→ Job: Below are the records; locate each line with the word "Remainning" and copy it.

□ □ □ □

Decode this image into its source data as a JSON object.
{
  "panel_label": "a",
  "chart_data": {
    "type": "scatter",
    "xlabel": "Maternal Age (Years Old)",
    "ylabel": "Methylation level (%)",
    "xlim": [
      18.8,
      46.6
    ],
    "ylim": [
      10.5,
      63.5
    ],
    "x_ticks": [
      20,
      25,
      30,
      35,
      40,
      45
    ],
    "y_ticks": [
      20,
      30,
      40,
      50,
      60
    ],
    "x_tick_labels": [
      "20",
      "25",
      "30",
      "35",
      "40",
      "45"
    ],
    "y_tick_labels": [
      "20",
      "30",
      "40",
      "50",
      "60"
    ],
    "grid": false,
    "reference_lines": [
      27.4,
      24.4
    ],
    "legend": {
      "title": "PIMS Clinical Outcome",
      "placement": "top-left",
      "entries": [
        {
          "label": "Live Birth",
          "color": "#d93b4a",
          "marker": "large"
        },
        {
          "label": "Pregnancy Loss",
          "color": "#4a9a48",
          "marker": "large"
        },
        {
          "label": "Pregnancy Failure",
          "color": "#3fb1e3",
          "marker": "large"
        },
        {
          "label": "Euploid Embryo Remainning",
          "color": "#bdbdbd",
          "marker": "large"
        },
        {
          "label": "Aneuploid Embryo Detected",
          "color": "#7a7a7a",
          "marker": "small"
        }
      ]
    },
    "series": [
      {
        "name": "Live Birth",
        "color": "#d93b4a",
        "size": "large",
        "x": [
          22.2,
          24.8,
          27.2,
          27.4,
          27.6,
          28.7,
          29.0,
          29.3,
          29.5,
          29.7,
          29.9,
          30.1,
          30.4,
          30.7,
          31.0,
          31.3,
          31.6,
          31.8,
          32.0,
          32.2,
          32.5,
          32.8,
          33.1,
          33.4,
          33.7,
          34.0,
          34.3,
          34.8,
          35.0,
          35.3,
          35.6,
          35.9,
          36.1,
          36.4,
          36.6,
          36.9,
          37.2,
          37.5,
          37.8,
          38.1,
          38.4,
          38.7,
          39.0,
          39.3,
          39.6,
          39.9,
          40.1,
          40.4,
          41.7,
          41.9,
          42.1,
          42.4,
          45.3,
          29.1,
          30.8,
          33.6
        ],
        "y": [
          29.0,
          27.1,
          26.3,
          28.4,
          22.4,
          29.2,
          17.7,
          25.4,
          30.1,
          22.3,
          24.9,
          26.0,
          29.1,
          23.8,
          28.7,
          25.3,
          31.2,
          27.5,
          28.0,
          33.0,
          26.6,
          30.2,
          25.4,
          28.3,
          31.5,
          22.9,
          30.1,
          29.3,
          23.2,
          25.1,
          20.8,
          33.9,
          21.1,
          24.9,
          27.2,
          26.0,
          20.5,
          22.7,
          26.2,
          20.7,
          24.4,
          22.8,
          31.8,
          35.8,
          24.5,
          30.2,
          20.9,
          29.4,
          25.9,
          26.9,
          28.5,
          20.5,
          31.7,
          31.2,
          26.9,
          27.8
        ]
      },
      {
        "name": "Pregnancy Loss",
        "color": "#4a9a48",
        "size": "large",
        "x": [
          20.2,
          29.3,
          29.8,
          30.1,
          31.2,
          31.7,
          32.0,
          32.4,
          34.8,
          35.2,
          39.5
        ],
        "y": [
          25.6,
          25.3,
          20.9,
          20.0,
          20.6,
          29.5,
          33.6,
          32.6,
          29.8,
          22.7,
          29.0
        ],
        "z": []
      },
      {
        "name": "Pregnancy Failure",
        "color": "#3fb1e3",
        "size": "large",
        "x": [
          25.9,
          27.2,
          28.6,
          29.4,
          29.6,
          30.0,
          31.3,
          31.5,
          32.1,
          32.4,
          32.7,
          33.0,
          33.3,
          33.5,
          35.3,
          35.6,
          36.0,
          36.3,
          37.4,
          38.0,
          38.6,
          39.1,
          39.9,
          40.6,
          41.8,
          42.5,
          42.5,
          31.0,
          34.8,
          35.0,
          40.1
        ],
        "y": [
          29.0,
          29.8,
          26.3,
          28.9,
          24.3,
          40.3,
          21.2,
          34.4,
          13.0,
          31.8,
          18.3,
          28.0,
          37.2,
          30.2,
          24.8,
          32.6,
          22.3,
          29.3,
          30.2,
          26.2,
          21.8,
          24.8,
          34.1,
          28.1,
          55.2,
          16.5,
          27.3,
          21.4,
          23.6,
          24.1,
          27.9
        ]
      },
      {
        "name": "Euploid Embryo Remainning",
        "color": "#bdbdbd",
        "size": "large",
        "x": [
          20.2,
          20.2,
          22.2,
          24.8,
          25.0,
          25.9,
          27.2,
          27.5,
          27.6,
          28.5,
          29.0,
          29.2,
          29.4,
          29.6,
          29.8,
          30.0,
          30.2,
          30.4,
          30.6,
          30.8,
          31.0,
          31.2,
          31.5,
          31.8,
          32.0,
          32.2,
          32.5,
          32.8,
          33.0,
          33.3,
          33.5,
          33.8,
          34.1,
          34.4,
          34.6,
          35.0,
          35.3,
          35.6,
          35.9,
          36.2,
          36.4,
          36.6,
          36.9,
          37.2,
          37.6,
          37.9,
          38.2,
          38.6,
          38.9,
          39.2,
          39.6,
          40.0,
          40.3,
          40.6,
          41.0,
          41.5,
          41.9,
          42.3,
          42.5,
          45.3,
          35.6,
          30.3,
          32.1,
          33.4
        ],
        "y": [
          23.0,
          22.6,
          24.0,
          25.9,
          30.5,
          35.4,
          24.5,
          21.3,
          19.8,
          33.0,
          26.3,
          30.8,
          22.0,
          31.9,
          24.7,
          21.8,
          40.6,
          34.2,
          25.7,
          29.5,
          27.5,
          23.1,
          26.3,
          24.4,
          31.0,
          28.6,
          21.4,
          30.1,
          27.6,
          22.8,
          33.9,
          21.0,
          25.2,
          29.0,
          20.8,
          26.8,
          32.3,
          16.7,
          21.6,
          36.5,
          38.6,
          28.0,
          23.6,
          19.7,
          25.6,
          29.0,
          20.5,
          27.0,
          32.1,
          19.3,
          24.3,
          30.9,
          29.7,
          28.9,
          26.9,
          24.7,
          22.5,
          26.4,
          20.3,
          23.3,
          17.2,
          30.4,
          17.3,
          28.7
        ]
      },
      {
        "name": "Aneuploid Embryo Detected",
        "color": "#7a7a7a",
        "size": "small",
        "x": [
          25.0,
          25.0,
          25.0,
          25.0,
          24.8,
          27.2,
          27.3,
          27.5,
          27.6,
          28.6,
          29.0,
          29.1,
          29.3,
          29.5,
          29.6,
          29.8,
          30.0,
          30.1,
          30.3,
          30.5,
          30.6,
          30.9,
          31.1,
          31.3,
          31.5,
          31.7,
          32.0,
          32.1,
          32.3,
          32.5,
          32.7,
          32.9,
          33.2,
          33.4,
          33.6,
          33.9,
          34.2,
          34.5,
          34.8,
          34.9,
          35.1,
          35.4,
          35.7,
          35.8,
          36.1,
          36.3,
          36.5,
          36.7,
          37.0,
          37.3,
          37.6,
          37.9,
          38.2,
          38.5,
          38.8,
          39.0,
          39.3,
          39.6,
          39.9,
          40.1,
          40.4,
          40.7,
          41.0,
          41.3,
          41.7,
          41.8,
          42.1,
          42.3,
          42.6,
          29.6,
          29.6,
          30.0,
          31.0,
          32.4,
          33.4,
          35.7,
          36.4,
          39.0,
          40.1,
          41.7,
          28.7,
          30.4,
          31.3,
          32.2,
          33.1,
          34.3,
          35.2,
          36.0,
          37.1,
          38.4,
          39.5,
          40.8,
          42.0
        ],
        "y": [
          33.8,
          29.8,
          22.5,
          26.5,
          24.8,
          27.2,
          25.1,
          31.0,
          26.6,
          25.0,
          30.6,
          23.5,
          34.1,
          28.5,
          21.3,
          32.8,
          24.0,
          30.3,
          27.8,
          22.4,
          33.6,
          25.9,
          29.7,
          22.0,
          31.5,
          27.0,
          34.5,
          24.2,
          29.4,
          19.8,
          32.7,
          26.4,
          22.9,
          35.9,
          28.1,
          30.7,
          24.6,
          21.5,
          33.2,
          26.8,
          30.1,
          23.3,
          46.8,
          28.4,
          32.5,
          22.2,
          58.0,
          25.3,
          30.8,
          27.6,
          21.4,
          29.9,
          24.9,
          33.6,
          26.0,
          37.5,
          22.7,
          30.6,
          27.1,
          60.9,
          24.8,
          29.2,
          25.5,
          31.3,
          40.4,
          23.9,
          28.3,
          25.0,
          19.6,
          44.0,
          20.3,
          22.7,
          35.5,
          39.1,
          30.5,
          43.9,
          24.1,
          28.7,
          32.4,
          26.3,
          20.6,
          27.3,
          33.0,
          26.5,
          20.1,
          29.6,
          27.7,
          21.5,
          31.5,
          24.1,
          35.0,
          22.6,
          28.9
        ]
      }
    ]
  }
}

□ □ □ □

→ Task answer:
          "label": "Euploid Embryo Remainning",
        "name": "Euploid Embryo Remainning",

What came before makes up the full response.